- **WHAT IS REQUIRED**: Copy out each line in the material below that has the word "JSON".
--- RECORD LIST ---
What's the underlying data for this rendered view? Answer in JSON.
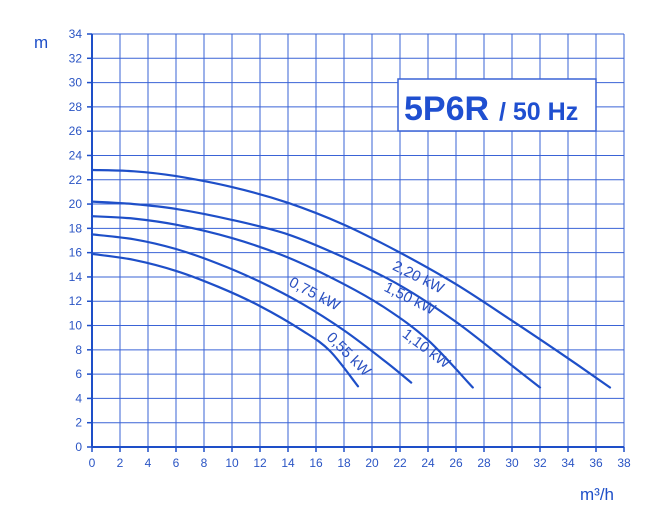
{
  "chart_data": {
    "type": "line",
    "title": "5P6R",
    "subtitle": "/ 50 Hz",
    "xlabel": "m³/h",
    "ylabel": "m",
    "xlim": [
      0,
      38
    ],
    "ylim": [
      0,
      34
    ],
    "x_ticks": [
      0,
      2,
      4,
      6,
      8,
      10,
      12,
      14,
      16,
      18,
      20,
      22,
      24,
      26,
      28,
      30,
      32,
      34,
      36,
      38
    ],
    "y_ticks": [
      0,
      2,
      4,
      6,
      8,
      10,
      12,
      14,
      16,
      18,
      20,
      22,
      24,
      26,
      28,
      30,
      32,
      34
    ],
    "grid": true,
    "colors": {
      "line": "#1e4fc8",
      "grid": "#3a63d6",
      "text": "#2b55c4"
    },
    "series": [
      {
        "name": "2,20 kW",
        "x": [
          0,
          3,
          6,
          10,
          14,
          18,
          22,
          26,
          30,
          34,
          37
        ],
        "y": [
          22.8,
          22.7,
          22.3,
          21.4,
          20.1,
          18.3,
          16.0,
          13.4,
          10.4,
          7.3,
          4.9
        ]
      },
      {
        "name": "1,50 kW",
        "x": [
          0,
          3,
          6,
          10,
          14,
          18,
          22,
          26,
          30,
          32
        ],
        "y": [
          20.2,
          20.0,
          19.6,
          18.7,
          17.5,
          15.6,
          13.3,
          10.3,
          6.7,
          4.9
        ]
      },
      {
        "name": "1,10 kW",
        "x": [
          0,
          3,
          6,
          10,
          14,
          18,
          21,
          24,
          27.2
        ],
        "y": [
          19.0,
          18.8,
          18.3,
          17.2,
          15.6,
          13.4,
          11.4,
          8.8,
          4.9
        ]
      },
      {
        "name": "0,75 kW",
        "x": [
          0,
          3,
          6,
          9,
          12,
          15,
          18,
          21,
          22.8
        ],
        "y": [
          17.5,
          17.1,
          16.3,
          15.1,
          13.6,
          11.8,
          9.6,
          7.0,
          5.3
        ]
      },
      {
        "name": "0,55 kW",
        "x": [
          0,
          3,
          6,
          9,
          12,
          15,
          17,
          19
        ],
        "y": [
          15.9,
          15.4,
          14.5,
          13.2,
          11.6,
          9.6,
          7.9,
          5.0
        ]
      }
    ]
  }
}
---
--- RECORD LIST ---
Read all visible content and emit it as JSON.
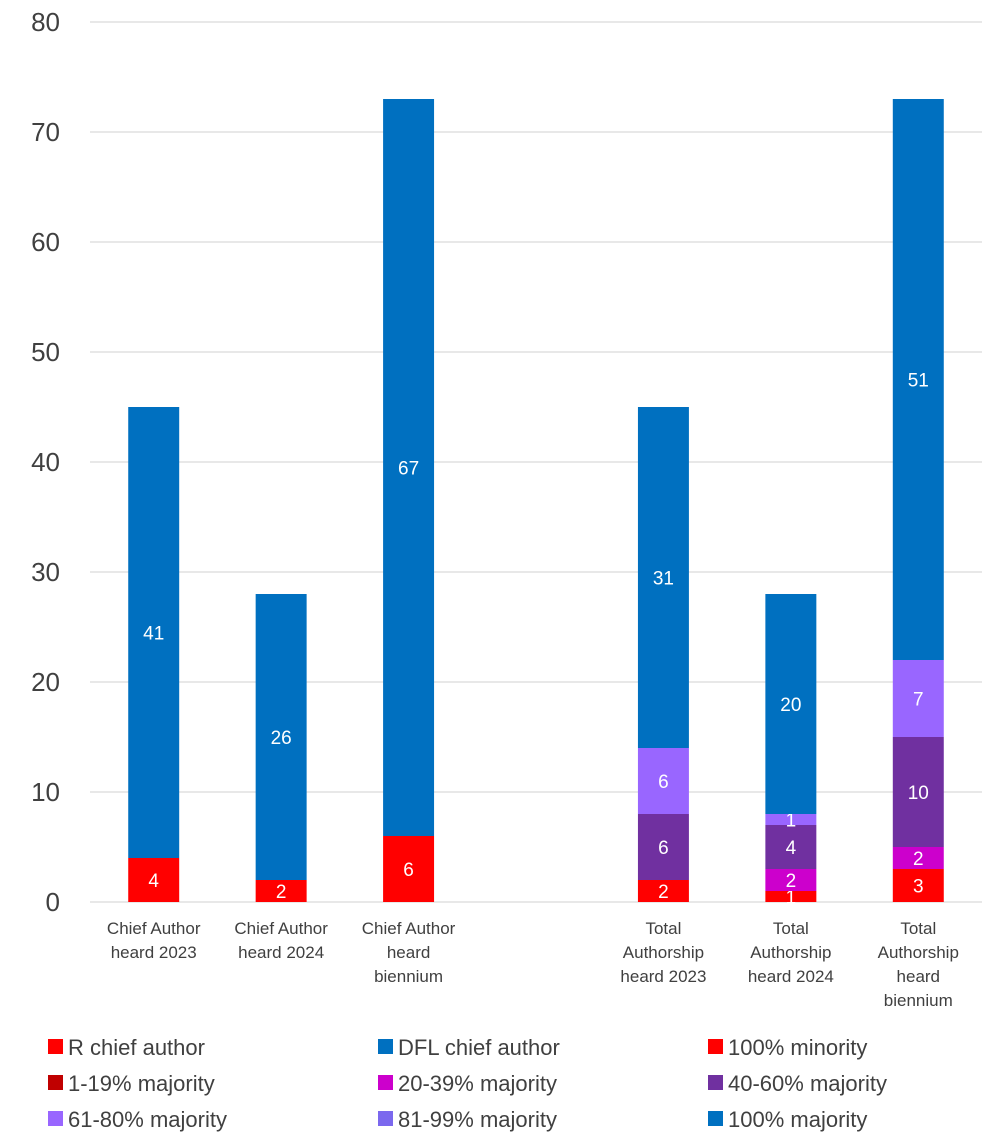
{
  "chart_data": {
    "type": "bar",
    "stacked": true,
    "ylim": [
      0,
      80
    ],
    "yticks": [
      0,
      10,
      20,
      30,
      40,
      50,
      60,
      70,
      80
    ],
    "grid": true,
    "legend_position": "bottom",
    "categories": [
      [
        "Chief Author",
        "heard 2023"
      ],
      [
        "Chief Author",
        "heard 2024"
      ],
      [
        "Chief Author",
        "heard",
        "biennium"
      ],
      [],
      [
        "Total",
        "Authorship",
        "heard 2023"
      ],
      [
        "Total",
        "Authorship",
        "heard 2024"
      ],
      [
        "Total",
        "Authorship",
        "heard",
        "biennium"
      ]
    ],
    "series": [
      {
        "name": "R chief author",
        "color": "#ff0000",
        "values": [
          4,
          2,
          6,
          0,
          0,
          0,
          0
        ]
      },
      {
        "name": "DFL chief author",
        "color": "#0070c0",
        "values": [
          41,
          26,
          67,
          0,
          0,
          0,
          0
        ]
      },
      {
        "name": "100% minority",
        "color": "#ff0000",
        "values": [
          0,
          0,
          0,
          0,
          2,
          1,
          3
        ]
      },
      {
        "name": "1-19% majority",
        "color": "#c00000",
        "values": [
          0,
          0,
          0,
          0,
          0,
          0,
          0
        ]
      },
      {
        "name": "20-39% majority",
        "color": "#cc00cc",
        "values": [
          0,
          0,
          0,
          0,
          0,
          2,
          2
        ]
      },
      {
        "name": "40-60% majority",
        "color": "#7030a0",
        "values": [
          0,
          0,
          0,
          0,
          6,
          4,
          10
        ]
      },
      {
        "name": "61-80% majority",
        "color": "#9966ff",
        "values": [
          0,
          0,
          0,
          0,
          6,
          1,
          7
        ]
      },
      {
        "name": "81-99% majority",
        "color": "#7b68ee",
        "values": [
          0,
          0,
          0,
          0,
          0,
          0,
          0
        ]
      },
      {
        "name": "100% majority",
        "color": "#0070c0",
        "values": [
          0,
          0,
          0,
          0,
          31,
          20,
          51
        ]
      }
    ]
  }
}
---
--- RECORD LIST ---
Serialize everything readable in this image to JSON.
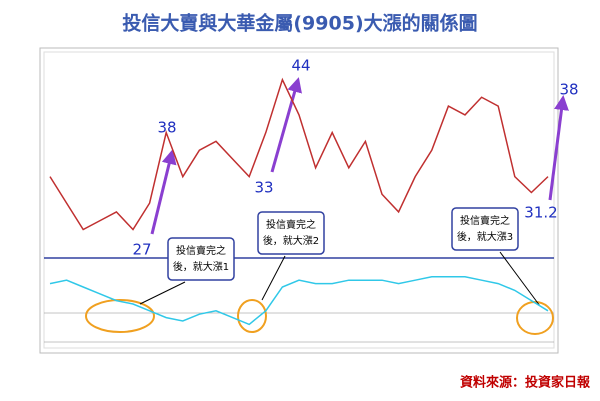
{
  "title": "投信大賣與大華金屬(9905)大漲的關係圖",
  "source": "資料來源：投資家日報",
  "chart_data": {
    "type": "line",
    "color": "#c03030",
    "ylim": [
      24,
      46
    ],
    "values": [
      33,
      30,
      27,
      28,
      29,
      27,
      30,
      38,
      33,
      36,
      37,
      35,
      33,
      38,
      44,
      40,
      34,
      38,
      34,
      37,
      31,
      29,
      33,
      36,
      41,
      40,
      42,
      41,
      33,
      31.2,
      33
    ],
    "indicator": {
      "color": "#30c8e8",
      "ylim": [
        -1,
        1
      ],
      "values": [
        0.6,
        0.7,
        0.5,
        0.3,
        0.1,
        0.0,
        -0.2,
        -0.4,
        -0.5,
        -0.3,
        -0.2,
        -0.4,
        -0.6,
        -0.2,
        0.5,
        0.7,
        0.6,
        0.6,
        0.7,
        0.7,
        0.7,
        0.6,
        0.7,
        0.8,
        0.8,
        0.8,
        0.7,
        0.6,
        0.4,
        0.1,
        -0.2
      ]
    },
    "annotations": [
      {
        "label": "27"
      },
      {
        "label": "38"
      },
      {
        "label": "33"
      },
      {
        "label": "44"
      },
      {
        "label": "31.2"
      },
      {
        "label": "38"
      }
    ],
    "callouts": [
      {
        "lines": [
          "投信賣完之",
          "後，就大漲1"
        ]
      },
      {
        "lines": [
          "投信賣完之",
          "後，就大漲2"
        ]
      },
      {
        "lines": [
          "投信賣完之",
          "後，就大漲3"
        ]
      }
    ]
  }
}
---
- **CORRECT ANSWER**:
What's the underlying data for this rendered view? Answer in JSON.
Read all visible content and emit it as JSON.
Serialize everything readable in this image to JSON.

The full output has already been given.